(Dataset records)
• • • • •
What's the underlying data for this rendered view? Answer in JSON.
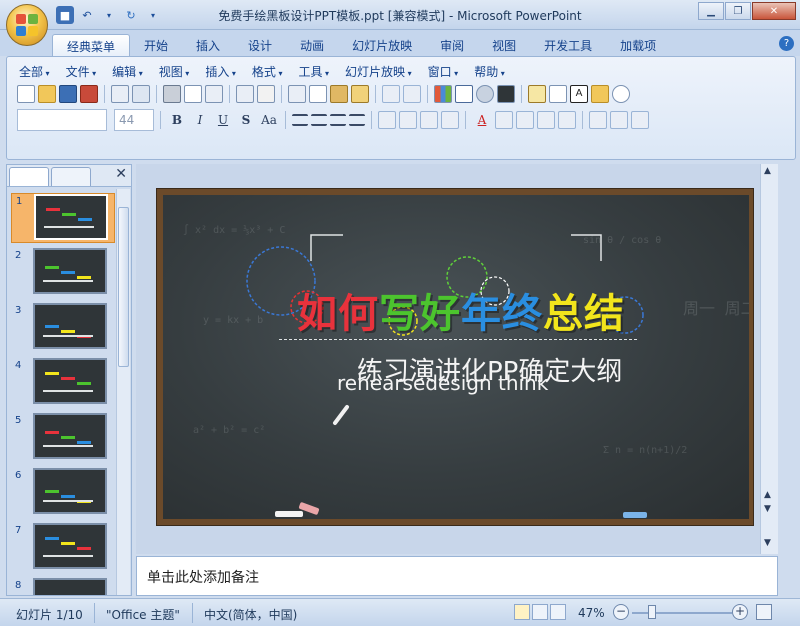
{
  "window": {
    "title": "免费手绘黑板设计PPT模板.ppt [兼容模式] - Microsoft PowerPoint"
  },
  "ribbon_tabs": [
    "经典菜单",
    "开始",
    "插入",
    "设计",
    "动画",
    "幻灯片放映",
    "审阅",
    "视图",
    "开发工具",
    "加载项"
  ],
  "active_tab": 0,
  "classic_menu": [
    "全部",
    "文件",
    "编辑",
    "视图",
    "插入",
    "格式",
    "工具",
    "幻灯片放映",
    "窗口",
    "帮助"
  ],
  "format": {
    "font_name": "",
    "font_size": "44",
    "bold": "B",
    "italic": "I",
    "underline": "U",
    "shadow": "S",
    "change_case": "Aa",
    "font_color_letter": "A"
  },
  "thumbnails": [
    {
      "num": "1"
    },
    {
      "num": "2"
    },
    {
      "num": "3"
    },
    {
      "num": "4"
    },
    {
      "num": "5"
    },
    {
      "num": "6"
    },
    {
      "num": "7"
    },
    {
      "num": "8"
    }
  ],
  "slide": {
    "title_chars": [
      {
        "ch": "如",
        "color": "#e8323c"
      },
      {
        "ch": "何",
        "color": "#e8323c"
      },
      {
        "ch": "写",
        "color": "#4cc42e"
      },
      {
        "ch": "好",
        "color": "#4cc42e"
      },
      {
        "ch": "年",
        "color": "#2a8ee0"
      },
      {
        "ch": "终",
        "color": "#2a8ee0"
      },
      {
        "ch": "总",
        "color": "#f2e51c"
      },
      {
        "ch": "结",
        "color": "#f2e51c"
      }
    ],
    "subtitle_cn": "练习演讲化PP确定大纲",
    "subtitle_en": "rehearsedesign   think"
  },
  "notes": {
    "placeholder": "单击此处添加备注"
  },
  "status": {
    "slide": "幻灯片 1/10",
    "theme": "\"Office 主题\"",
    "language": "中文(简体，中国)",
    "zoom": "47%"
  },
  "colors": {
    "accent": "#15428b",
    "board": "#363d40",
    "selected_thumb": "#f6b56a"
  }
}
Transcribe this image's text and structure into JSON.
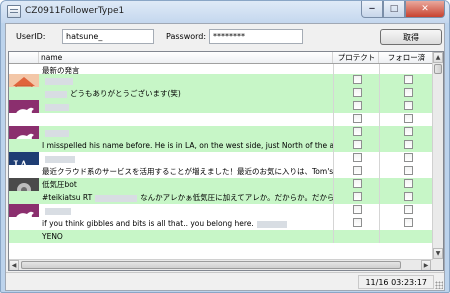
{
  "window": {
    "title": "CZ0911FollowerType1"
  },
  "form": {
    "userid_label": "UserID:",
    "userid_value": "hatsune_",
    "password_label": "Password:",
    "password_value": "********",
    "fetch_label": "取得"
  },
  "columns": {
    "name": "name",
    "protect": "プロテクト",
    "followed": "フォロー済"
  },
  "rows": [
    {
      "text": "最新の発言",
      "bg": "white",
      "protect": false,
      "followed": false
    },
    {
      "text": "",
      "bg": "green",
      "protect": false,
      "followed": false
    },
    {
      "text": "どうもありがとうございます(笑)",
      "bg": "green",
      "protect": false,
      "followed": false
    },
    {
      "text": "",
      "bg": "green",
      "protect": false,
      "followed": false
    },
    {
      "text": "",
      "bg": "white",
      "protect": false,
      "followed": false
    },
    {
      "text": "",
      "bg": "green",
      "protect": false,
      "followed": false
    },
    {
      "text": "I misspelled his name before.  He is in LA, on the west side, just North of the airport. On La Tierra.",
      "bg": "green",
      "protect": false,
      "followed": false
    },
    {
      "text": "",
      "bg": "white",
      "protect": false,
      "followed": false
    },
    {
      "text": "最近クラウド系のサービスを活用することが増えました！最近のお気に入りは、Tom's Planner オンラインでガントチャートが管理",
      "bg": "white",
      "protect": false,
      "followed": false
    },
    {
      "text": "低気圧bot",
      "bg": "green",
      "protect": false,
      "followed": false
    },
    {
      "text": "#teikiatsu RT",
      "text2": "なんかアレかぁ低気圧に加えてアレか。だからか。だからだったのか",
      "bg": "green",
      "protect": false,
      "followed": false
    },
    {
      "text": "",
      "bg": "white",
      "protect": false,
      "followed": false
    },
    {
      "text": "if you think gibbles and bits is all that.. you belong here.",
      "bg": "white",
      "protect": false,
      "followed": false
    },
    {
      "text": "YENO",
      "bg": "green",
      "protect": false,
      "followed": false
    }
  ],
  "status": {
    "time": "11/16 03:23:17"
  },
  "colors": {
    "row_green": "#c7f6c7",
    "title_bar": "#c4d7ee",
    "close_button": "#c8422f"
  },
  "icons": {
    "app": "window-icon",
    "minimize": "minimize-icon",
    "maximize": "maximize-icon",
    "close": "close-icon"
  }
}
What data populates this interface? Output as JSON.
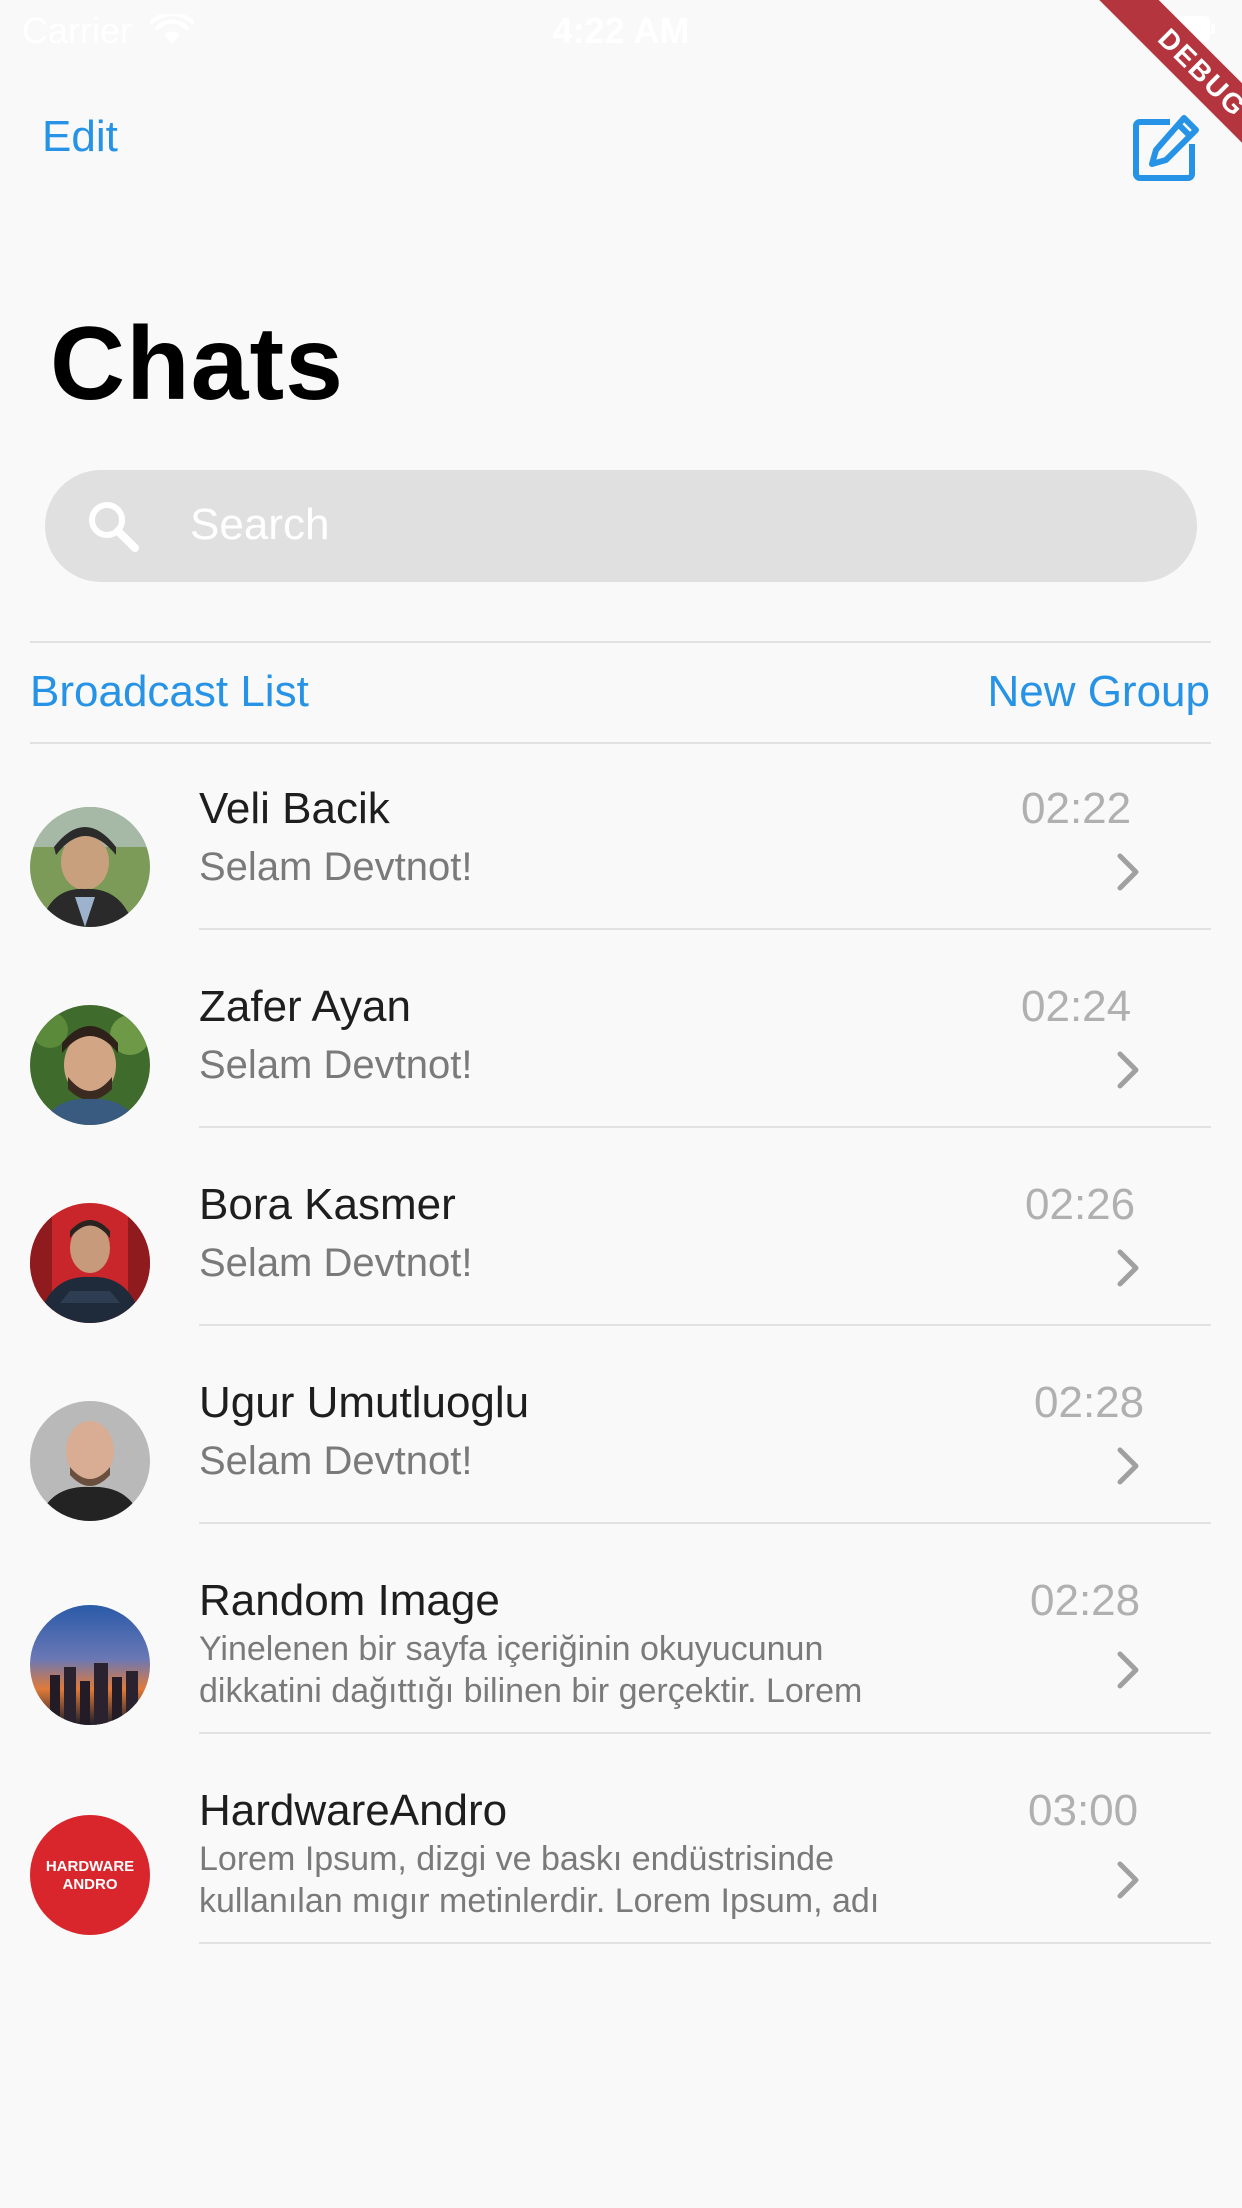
{
  "status_bar": {
    "carrier": "Carrier",
    "time": "4:22 AM"
  },
  "debug_banner": "DEBUG",
  "nav": {
    "edit_label": "Edit",
    "compose_icon": "compose-icon"
  },
  "title": "Chats",
  "search": {
    "placeholder": "Search"
  },
  "actions": {
    "broadcast": "Broadcast List",
    "new_group": "New Group"
  },
  "colors": {
    "accent": "#2693e6",
    "debug": "#b4353e"
  },
  "chats": [
    {
      "name": "Veli Bacik",
      "message": "Selam Devtnot!",
      "time": "02:22"
    },
    {
      "name": "Zafer Ayan",
      "message": "Selam Devtnot!",
      "time": "02:24"
    },
    {
      "name": "Bora Kasmer",
      "message": "Selam Devtnot!",
      "time": "02:26"
    },
    {
      "name": "Ugur Umutluoglu",
      "message": "Selam Devtnot!",
      "time": "02:28"
    },
    {
      "name": "Random Image",
      "message_lines": [
        "Yinelenen bir sayfa içeriğinin okuyucunun",
        "dikkatini dağıttığı bilinen bir gerçektir. Lorem"
      ],
      "time": "02:28"
    },
    {
      "name": "HardwareAndro",
      "message_lines": [
        "Lorem Ipsum, dizgi ve baskı endüstrisinde",
        "kullanılan mıgır metinlerdir. Lorem Ipsum, adı"
      ],
      "time": "03:00",
      "avatar_text": "HARDWARE ANDRO"
    }
  ]
}
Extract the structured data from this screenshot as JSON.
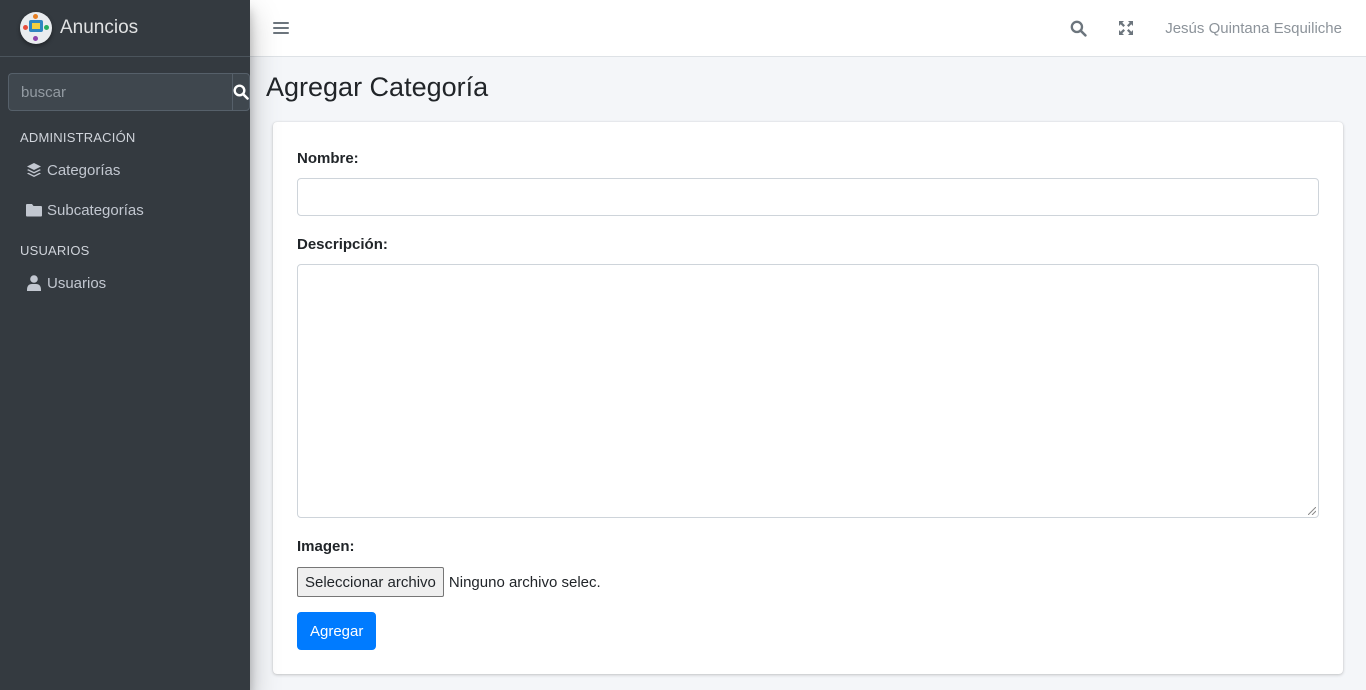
{
  "brand": {
    "name": "Anuncios",
    "logo": "app-logo"
  },
  "sidebar": {
    "search": {
      "placeholder": "buscar",
      "value": "",
      "button_icon": "search-icon"
    },
    "sections": [
      {
        "header": "ADMINISTRACIÓN",
        "items": [
          {
            "label": "Categorías",
            "icon": "layers-icon"
          },
          {
            "label": "Subcategorías",
            "icon": "folder-icon"
          }
        ]
      },
      {
        "header": "USUARIOS",
        "items": [
          {
            "label": "Usuarios",
            "icon": "user-icon"
          }
        ]
      }
    ]
  },
  "topbar": {
    "menu_icon": "hamburger-icon",
    "search_icon": "search-icon",
    "fullscreen_icon": "expand-icon",
    "user_name": "Jesús Quintana Esquiliche"
  },
  "page": {
    "title": "Agregar Categoría"
  },
  "form": {
    "nombre_label": "Nombre:",
    "nombre_value": "",
    "descripcion_label": "Descripción:",
    "descripcion_value": "",
    "imagen_label": "Imagen:",
    "file_button": "Seleccionar archivo",
    "file_status": "Ninguno archivo selec.",
    "submit_label": "Agregar"
  },
  "colors": {
    "sidebar_bg": "#343a40",
    "content_bg": "#f4f6f9",
    "primary": "#007bff"
  }
}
• • • • •
STATED TASK:
From the listing above, print every entry precisely and drop the pictures.

FULL SOLUTION:
What's the underlying data for this rendered view? Answer in JSON.
{
  "window": {
    "title": "免费手绘黑板设计PPT模板.ppt [兼容模式] - Microsoft PowerPoint"
  },
  "ribbon_tabs": [
    "经典菜单",
    "开始",
    "插入",
    "设计",
    "动画",
    "幻灯片放映",
    "审阅",
    "视图",
    "开发工具",
    "加载项"
  ],
  "active_tab": 0,
  "classic_menu": [
    "全部",
    "文件",
    "编辑",
    "视图",
    "插入",
    "格式",
    "工具",
    "幻灯片放映",
    "窗口",
    "帮助"
  ],
  "format": {
    "font_name": "",
    "font_size": "44",
    "bold": "B",
    "italic": "I",
    "underline": "U",
    "shadow": "S",
    "change_case": "Aa",
    "font_color_letter": "A"
  },
  "thumbnails": [
    {
      "num": "1"
    },
    {
      "num": "2"
    },
    {
      "num": "3"
    },
    {
      "num": "4"
    },
    {
      "num": "5"
    },
    {
      "num": "6"
    },
    {
      "num": "7"
    },
    {
      "num": "8"
    }
  ],
  "slide": {
    "title_chars": [
      {
        "ch": "如",
        "color": "#e8323c"
      },
      {
        "ch": "何",
        "color": "#e8323c"
      },
      {
        "ch": "写",
        "color": "#4cc42e"
      },
      {
        "ch": "好",
        "color": "#4cc42e"
      },
      {
        "ch": "年",
        "color": "#2a8ee0"
      },
      {
        "ch": "终",
        "color": "#2a8ee0"
      },
      {
        "ch": "总",
        "color": "#f2e51c"
      },
      {
        "ch": "结",
        "color": "#f2e51c"
      }
    ],
    "subtitle_cn": "练习演讲化PP确定大纲",
    "subtitle_en": "rehearsedesign   think"
  },
  "notes": {
    "placeholder": "单击此处添加备注"
  },
  "status": {
    "slide": "幻灯片 1/10",
    "theme": "\"Office 主题\"",
    "language": "中文(简体，中国)",
    "zoom": "47%"
  },
  "colors": {
    "accent": "#15428b",
    "board": "#363d40",
    "selected_thumb": "#f6b56a"
  }
}
Transcribe this image's text and structure into JSON.
{
  "window": {
    "title": "CZ0911FollowerType1"
  },
  "form": {
    "userid_label": "UserID:",
    "userid_value": "hatsune_",
    "password_label": "Password:",
    "password_value": "********",
    "fetch_label": "取得"
  },
  "columns": {
    "name": "name",
    "protect": "プロテクト",
    "followed": "フォロー済"
  },
  "rows": [
    {
      "text": "最新の発言",
      "bg": "white",
      "protect": false,
      "followed": false
    },
    {
      "text": "",
      "bg": "green",
      "protect": false,
      "followed": false
    },
    {
      "text": "どうもありがとうございます(笑)",
      "bg": "green",
      "protect": false,
      "followed": false
    },
    {
      "text": "",
      "bg": "green",
      "protect": false,
      "followed": false
    },
    {
      "text": "",
      "bg": "white",
      "protect": false,
      "followed": false
    },
    {
      "text": "",
      "bg": "green",
      "protect": false,
      "followed": false
    },
    {
      "text": "I misspelled his name before.  He is in LA, on the west side, just North of the airport. On La Tierra.",
      "bg": "green",
      "protect": false,
      "followed": false
    },
    {
      "text": "",
      "bg": "white",
      "protect": false,
      "followed": false
    },
    {
      "text": "最近クラウド系のサービスを活用することが増えました！最近のお気に入りは、Tom's Planner オンラインでガントチャートが管理",
      "bg": "white",
      "protect": false,
      "followed": false
    },
    {
      "text": "低気圧bot",
      "bg": "green",
      "protect": false,
      "followed": false
    },
    {
      "text": "#teikiatsu RT",
      "text2": "なんかアレかぁ低気圧に加えてアレか。だからか。だからだったのか",
      "bg": "green",
      "protect": false,
      "followed": false
    },
    {
      "text": "",
      "bg": "white",
      "protect": false,
      "followed": false
    },
    {
      "text": "if you think gibbles and bits is all that.. you belong here.",
      "bg": "white",
      "protect": false,
      "followed": false
    },
    {
      "text": "YENO",
      "bg": "green",
      "protect": false,
      "followed": false
    }
  ],
  "status": {
    "time": "11/16 03:23:17"
  },
  "colors": {
    "row_green": "#c7f6c7",
    "title_bar": "#c4d7ee",
    "close_button": "#c8422f"
  },
  "icons": {
    "app": "window-icon",
    "minimize": "minimize-icon",
    "maximize": "maximize-icon",
    "close": "close-icon"
  }
}
What data populates this interface? Output as JSON.
{
  "status_bar": {
    "carrier": "Carrier",
    "time": "4:22 AM"
  },
  "debug_banner": "DEBUG",
  "nav": {
    "edit_label": "Edit",
    "compose_icon": "compose-icon"
  },
  "title": "Chats",
  "search": {
    "placeholder": "Search"
  },
  "actions": {
    "broadcast": "Broadcast List",
    "new_group": "New Group"
  },
  "colors": {
    "accent": "#2693e6",
    "debug": "#b4353e"
  },
  "chats": [
    {
      "name": "Veli Bacik",
      "message": "Selam Devtnot!",
      "time": "02:22"
    },
    {
      "name": "Zafer Ayan",
      "message": "Selam Devtnot!",
      "time": "02:24"
    },
    {
      "name": "Bora Kasmer",
      "message": "Selam Devtnot!",
      "time": "02:26"
    },
    {
      "name": "Ugur Umutluoglu",
      "message": "Selam Devtnot!",
      "time": "02:28"
    },
    {
      "name": "Random Image",
      "message_lines": [
        "Yinelenen bir sayfa içeriğinin okuyucunun",
        "dikkatini dağıttığı bilinen bir gerçektir. Lorem"
      ],
      "time": "02:28"
    },
    {
      "name": "HardwareAndro",
      "message_lines": [
        "Lorem Ipsum, dizgi ve baskı endüstrisinde",
        "kullanılan mıgır metinlerdir. Lorem Ipsum, adı"
      ],
      "time": "03:00",
      "avatar_text": "HARDWARE ANDRO"
    }
  ]
}
Extract the structured data from this screenshot as JSON.
{
  "brand": {
    "name": "Anuncios",
    "logo": "app-logo"
  },
  "sidebar": {
    "search": {
      "placeholder": "buscar",
      "value": "",
      "button_icon": "search-icon"
    },
    "sections": [
      {
        "header": "ADMINISTRACIÓN",
        "items": [
          {
            "label": "Categorías",
            "icon": "layers-icon"
          },
          {
            "label": "Subcategorías",
            "icon": "folder-icon"
          }
        ]
      },
      {
        "header": "USUARIOS",
        "items": [
          {
            "label": "Usuarios",
            "icon": "user-icon"
          }
        ]
      }
    ]
  },
  "topbar": {
    "menu_icon": "hamburger-icon",
    "search_icon": "search-icon",
    "fullscreen_icon": "expand-icon",
    "user_name": "Jesús Quintana Esquiliche"
  },
  "page": {
    "title": "Agregar Categoría"
  },
  "form": {
    "nombre_label": "Nombre:",
    "nombre_value": "",
    "descripcion_label": "Descripción:",
    "descripcion_value": "",
    "imagen_label": "Imagen:",
    "file_button": "Seleccionar archivo",
    "file_status": "Ninguno archivo selec.",
    "submit_label": "Agregar"
  },
  "colors": {
    "sidebar_bg": "#343a40",
    "content_bg": "#f4f6f9",
    "primary": "#007bff"
  }
}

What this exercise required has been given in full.